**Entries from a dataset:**
___

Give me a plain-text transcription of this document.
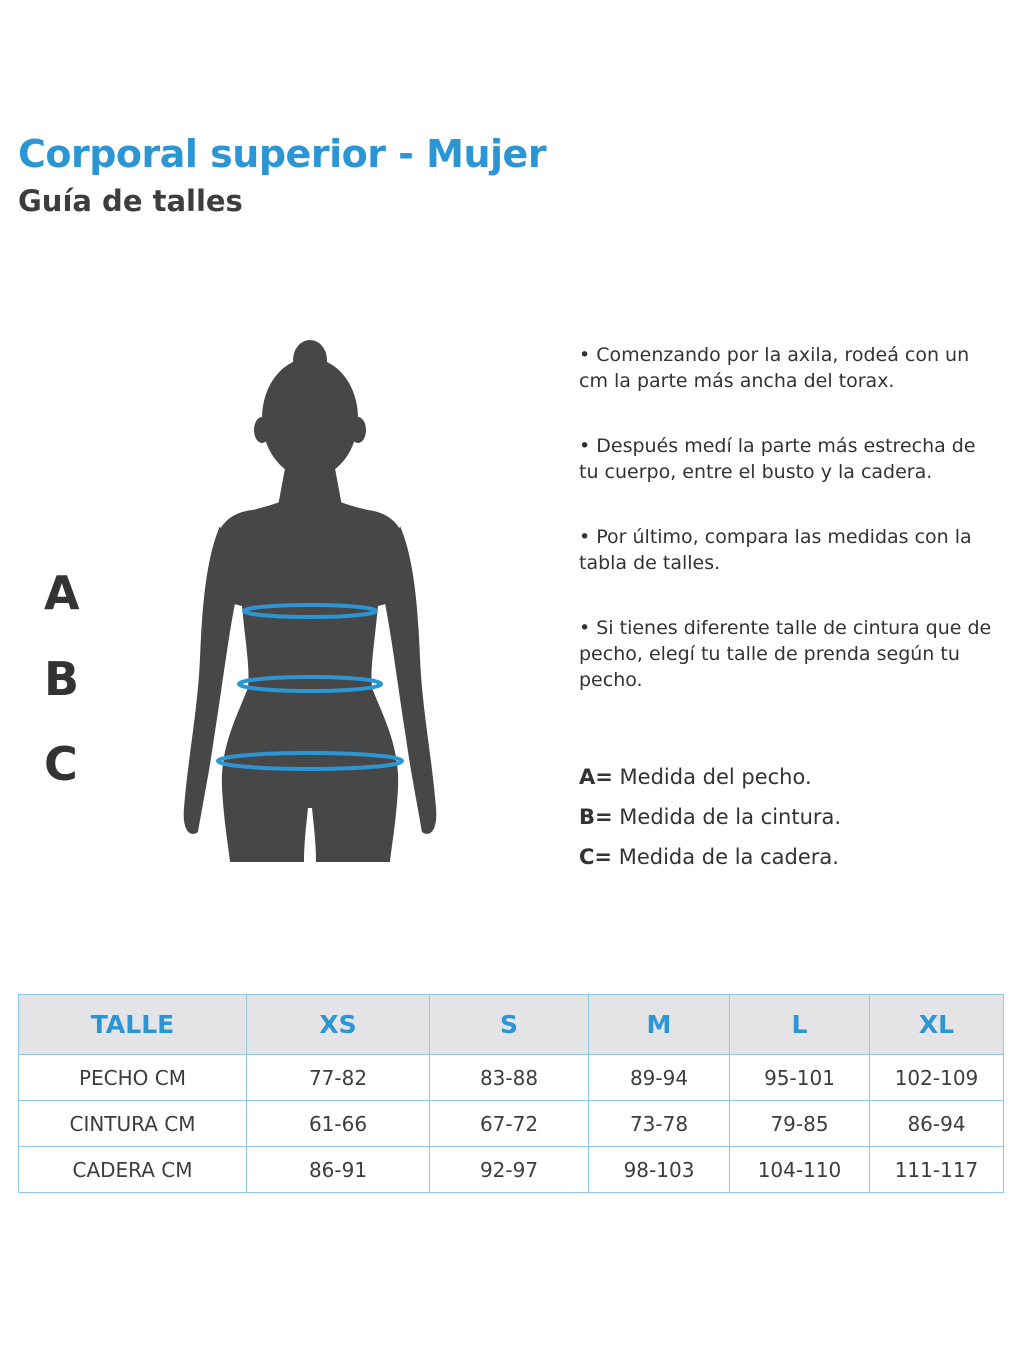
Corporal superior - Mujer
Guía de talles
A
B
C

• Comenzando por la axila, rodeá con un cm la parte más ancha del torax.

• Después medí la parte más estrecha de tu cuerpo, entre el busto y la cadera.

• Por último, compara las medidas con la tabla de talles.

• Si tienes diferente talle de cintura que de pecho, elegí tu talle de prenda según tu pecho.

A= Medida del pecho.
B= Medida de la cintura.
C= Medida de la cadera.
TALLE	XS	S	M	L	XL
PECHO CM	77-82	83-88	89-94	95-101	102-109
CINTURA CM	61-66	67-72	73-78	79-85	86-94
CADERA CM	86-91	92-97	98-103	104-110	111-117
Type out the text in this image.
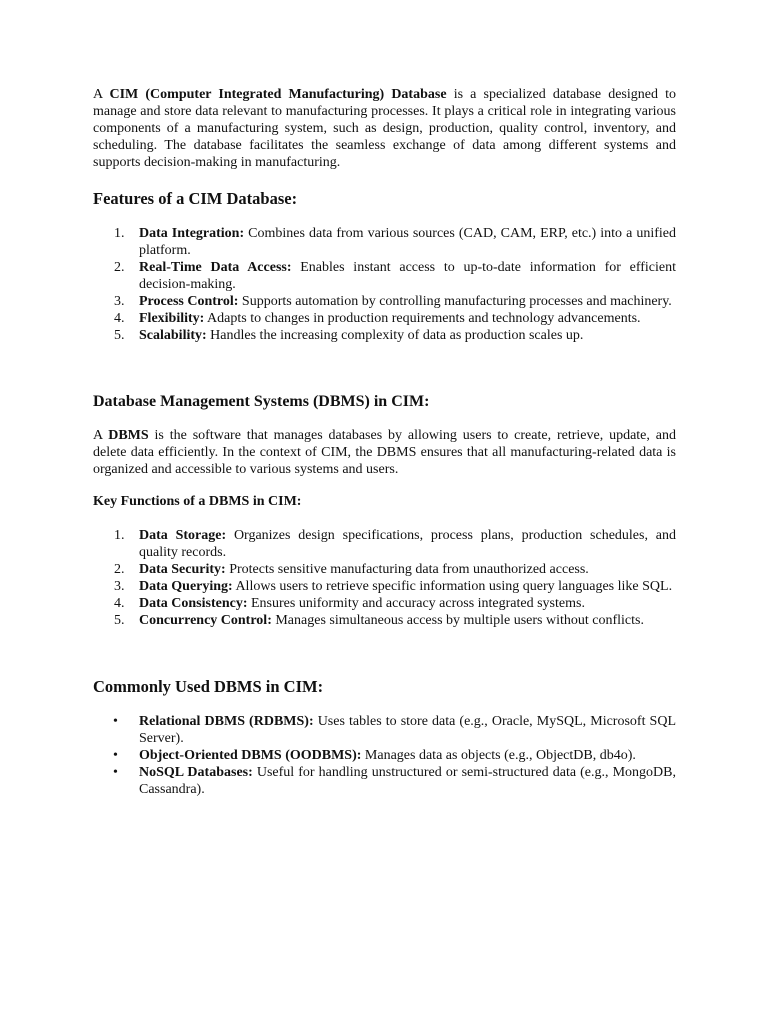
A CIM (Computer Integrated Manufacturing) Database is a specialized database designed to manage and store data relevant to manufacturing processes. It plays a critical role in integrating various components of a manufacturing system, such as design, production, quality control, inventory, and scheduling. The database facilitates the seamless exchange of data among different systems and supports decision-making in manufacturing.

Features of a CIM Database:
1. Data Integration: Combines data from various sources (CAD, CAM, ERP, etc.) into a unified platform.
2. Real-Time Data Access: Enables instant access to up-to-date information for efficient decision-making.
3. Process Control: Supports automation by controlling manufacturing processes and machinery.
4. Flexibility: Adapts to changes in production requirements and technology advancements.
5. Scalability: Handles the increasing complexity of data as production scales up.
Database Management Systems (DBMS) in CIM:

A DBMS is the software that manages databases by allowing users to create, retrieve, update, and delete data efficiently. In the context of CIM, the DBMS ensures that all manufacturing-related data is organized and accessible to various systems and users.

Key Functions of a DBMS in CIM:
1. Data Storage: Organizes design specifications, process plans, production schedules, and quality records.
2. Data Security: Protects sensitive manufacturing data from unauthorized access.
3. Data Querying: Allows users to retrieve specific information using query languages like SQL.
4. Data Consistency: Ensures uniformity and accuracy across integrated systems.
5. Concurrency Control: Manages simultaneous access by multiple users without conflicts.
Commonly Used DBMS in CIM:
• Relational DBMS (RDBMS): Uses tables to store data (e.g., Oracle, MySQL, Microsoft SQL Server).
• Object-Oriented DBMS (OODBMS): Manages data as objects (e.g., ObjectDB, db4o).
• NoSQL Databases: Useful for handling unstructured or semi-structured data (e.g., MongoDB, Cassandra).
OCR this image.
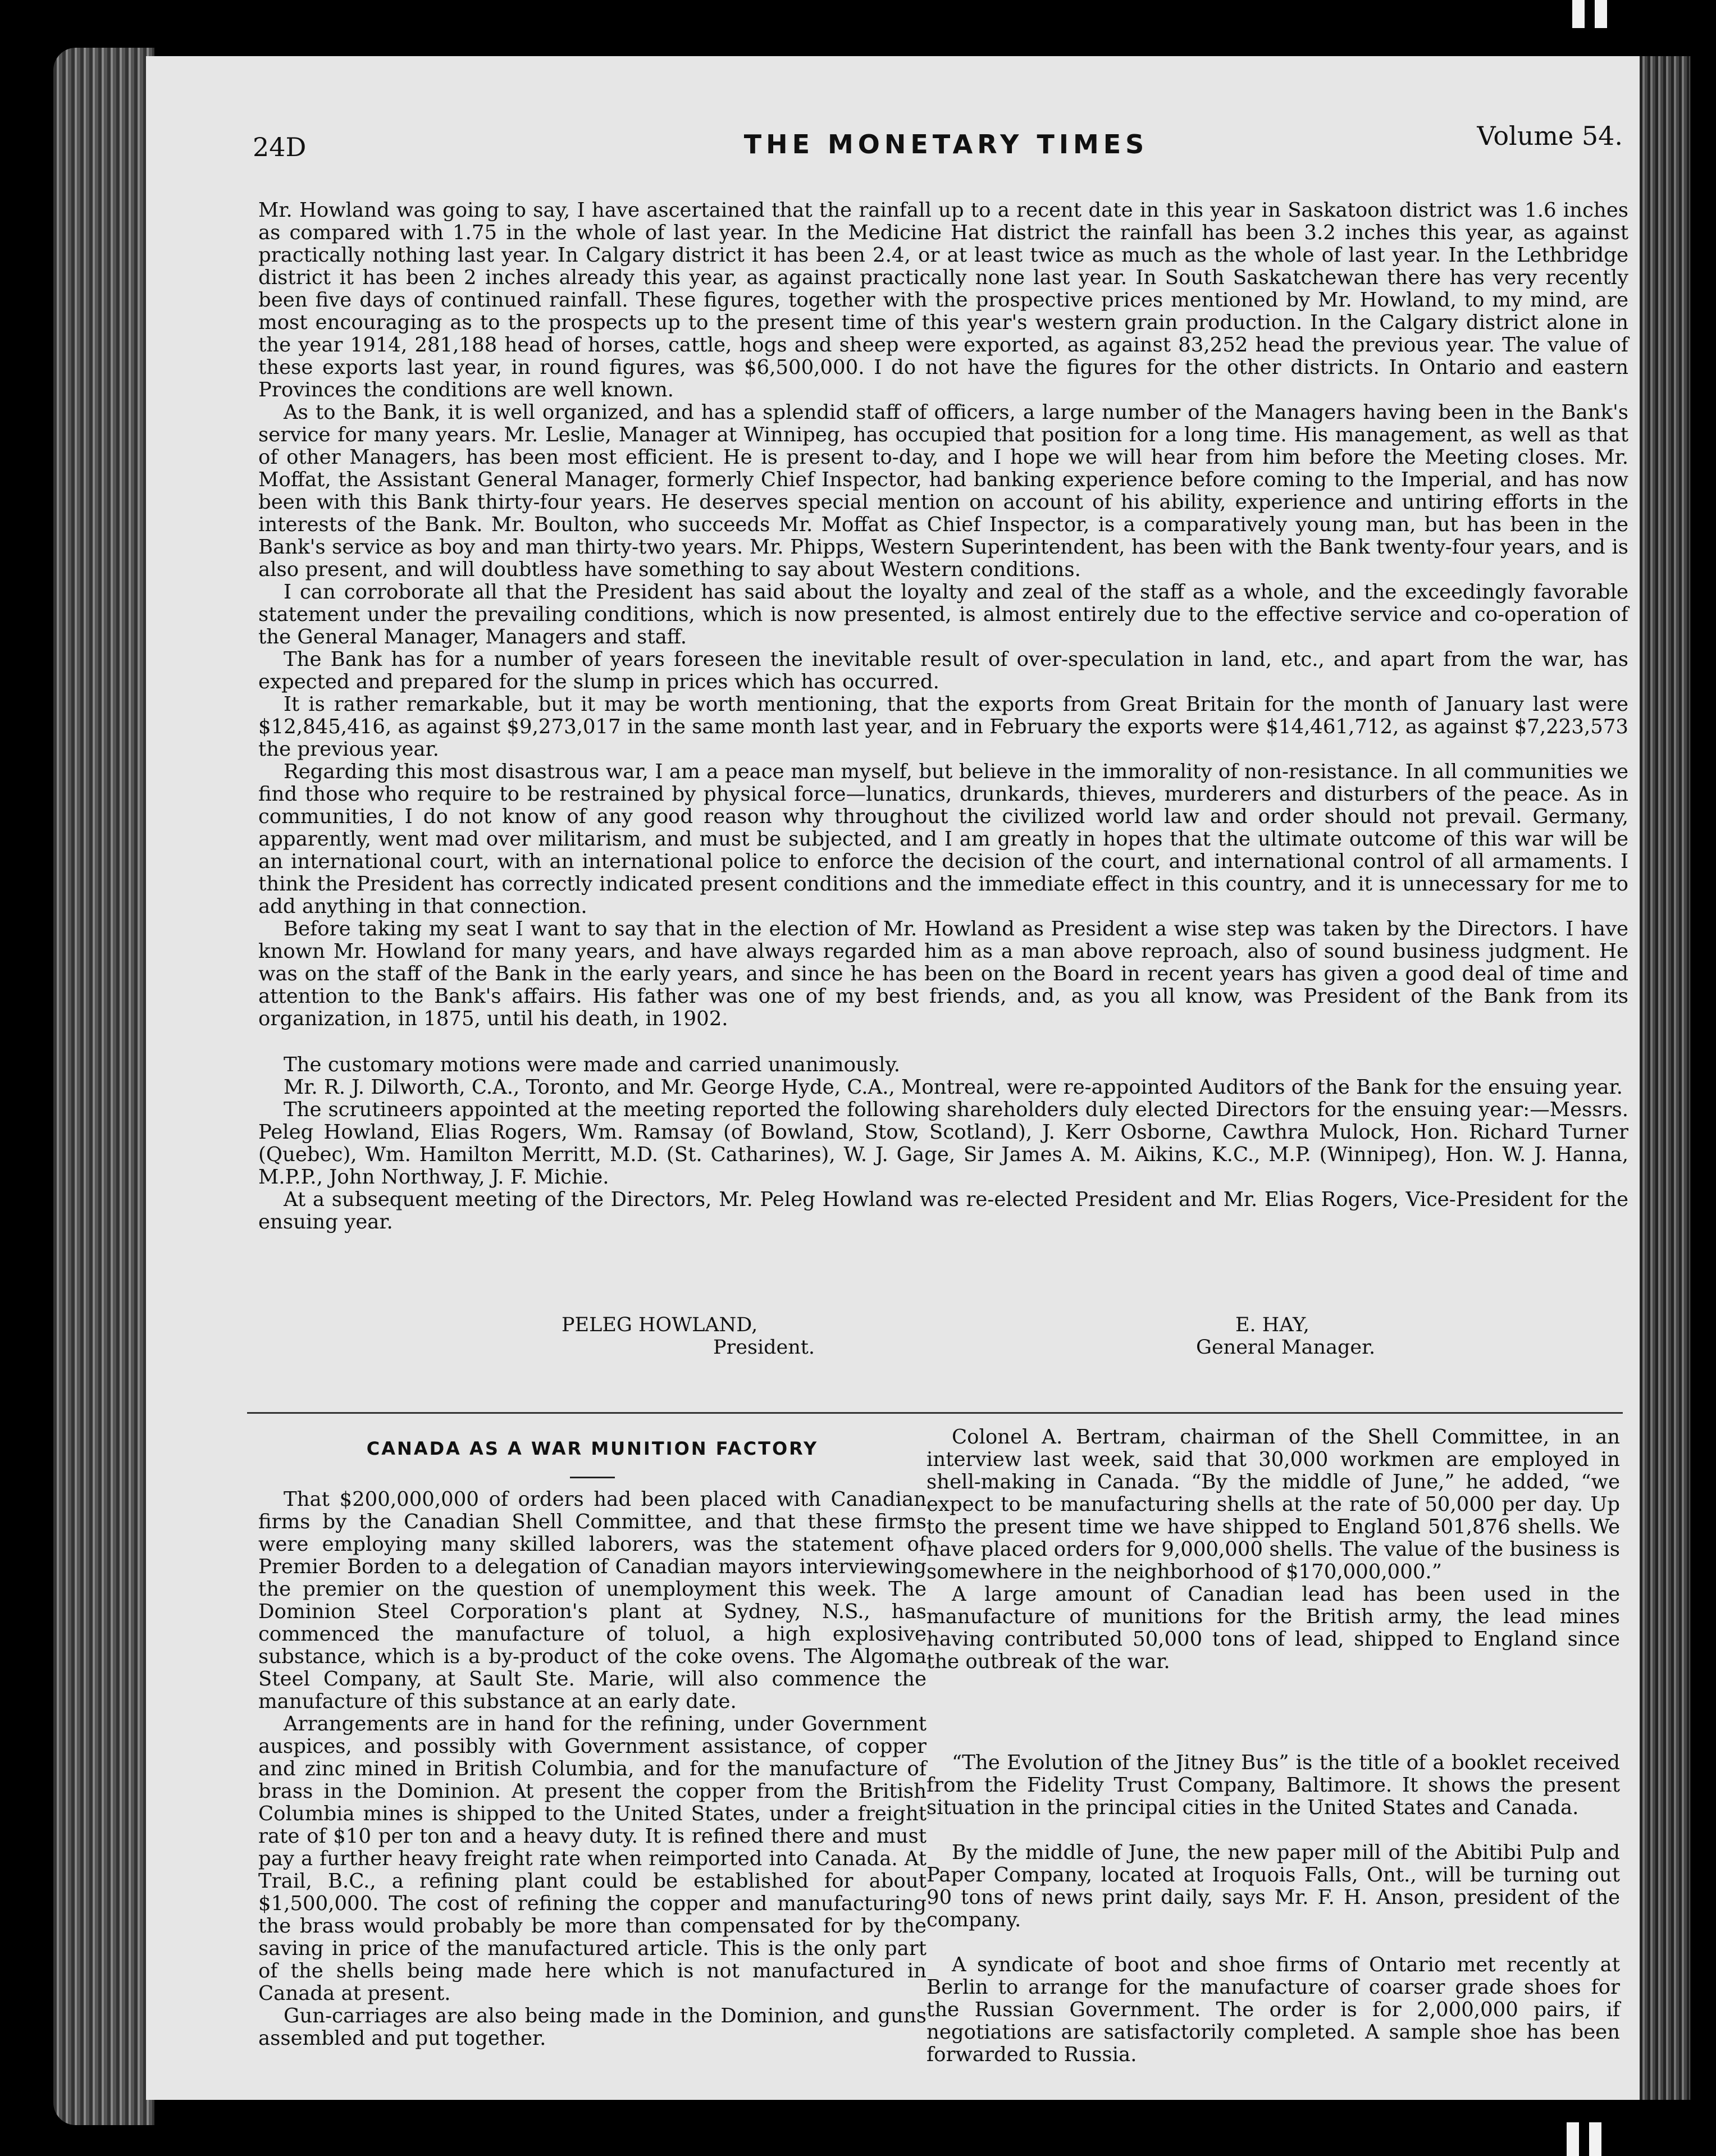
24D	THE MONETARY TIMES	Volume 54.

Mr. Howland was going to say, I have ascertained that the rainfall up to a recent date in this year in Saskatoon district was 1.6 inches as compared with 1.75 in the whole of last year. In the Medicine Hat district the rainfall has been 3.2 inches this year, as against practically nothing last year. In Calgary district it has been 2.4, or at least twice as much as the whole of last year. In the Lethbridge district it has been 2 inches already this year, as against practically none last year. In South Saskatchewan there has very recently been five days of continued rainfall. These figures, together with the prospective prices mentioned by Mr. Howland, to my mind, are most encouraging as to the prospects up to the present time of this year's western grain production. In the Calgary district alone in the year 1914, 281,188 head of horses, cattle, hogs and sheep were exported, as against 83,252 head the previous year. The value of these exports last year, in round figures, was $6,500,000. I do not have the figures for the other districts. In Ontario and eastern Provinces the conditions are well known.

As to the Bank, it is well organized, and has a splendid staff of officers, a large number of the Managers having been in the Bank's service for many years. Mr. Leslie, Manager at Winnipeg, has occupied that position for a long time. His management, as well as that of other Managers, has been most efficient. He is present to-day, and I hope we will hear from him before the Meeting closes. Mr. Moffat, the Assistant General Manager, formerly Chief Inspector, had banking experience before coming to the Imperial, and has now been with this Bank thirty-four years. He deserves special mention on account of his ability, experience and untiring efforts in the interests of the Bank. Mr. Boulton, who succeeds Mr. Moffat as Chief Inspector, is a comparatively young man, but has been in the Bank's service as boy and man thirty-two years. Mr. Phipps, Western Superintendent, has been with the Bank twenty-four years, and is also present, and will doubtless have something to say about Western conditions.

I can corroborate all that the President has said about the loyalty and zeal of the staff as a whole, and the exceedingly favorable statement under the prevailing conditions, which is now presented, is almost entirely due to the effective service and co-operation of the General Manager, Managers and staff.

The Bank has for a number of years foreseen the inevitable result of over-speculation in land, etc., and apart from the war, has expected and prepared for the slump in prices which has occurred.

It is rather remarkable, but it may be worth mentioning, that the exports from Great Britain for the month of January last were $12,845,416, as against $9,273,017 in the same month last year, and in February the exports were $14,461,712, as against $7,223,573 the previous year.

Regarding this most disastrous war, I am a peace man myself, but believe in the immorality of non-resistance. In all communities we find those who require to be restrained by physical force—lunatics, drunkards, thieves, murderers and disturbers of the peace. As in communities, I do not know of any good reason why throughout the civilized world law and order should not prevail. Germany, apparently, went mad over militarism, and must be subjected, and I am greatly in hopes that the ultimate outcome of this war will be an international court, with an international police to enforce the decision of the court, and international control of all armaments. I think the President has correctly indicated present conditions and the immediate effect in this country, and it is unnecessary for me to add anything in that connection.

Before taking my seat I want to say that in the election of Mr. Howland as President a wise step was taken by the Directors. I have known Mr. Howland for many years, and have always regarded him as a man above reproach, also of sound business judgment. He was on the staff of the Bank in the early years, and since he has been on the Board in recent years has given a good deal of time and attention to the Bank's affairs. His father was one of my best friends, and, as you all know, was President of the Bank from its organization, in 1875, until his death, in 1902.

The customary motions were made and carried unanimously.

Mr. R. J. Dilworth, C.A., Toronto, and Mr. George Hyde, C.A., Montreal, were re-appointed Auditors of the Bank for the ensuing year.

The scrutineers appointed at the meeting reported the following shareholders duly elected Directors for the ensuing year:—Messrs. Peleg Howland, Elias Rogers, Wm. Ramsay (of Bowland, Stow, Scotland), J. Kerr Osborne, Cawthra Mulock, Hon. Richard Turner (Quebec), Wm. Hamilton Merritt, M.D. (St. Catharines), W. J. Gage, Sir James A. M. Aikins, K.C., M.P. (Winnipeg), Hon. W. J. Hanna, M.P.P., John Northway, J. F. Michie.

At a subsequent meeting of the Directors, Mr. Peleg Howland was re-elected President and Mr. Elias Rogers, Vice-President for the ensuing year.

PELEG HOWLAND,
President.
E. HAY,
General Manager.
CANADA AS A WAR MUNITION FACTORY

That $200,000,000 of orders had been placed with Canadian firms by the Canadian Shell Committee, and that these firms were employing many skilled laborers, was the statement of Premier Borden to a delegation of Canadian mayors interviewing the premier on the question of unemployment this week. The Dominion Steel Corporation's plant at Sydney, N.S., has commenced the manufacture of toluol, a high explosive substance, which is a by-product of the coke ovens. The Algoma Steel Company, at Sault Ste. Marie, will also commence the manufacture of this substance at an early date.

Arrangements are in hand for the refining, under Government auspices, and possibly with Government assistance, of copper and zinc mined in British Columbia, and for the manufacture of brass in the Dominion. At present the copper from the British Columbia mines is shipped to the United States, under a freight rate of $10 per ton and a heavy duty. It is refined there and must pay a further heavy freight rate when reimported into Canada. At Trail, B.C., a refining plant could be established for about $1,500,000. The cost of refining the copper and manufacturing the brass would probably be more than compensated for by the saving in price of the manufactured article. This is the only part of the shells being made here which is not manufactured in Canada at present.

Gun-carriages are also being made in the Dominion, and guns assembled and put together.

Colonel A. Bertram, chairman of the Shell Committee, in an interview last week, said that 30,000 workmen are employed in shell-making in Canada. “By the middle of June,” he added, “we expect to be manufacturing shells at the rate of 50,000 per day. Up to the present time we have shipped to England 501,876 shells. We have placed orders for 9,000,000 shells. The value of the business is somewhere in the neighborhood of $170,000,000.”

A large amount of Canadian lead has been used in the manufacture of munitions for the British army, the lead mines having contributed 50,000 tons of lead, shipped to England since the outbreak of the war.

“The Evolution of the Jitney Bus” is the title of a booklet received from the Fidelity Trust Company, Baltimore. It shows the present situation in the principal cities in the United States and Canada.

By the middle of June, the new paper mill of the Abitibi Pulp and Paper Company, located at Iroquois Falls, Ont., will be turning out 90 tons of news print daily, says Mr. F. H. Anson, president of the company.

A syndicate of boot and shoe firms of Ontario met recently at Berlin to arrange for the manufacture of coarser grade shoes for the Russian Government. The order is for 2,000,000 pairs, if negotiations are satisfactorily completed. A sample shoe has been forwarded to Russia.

___

Which lines include the word "middle"? Copy every one of them.

Colonel A. Bertram, chairman of the Shell Committee, in an interview last week, said that 30,000 workmen are employed in shell-making in Canada. “By the middle of June,” he added, “we expect to be manufacturing shells at the rate of 50,000 per day. Up to the present time we have shipped to England 501,876 shells. We have placed orders for 9,000,000 shells. The value of the business is somewhere in the neighborhood of $170,000,000.”
By the middle of June, the new paper mill of the Abitibi Pulp and Paper Company, located at Iroquois Falls, Ont., will be turning out 90 tons of news print daily, says Mr. F. H. Anson, president of the company.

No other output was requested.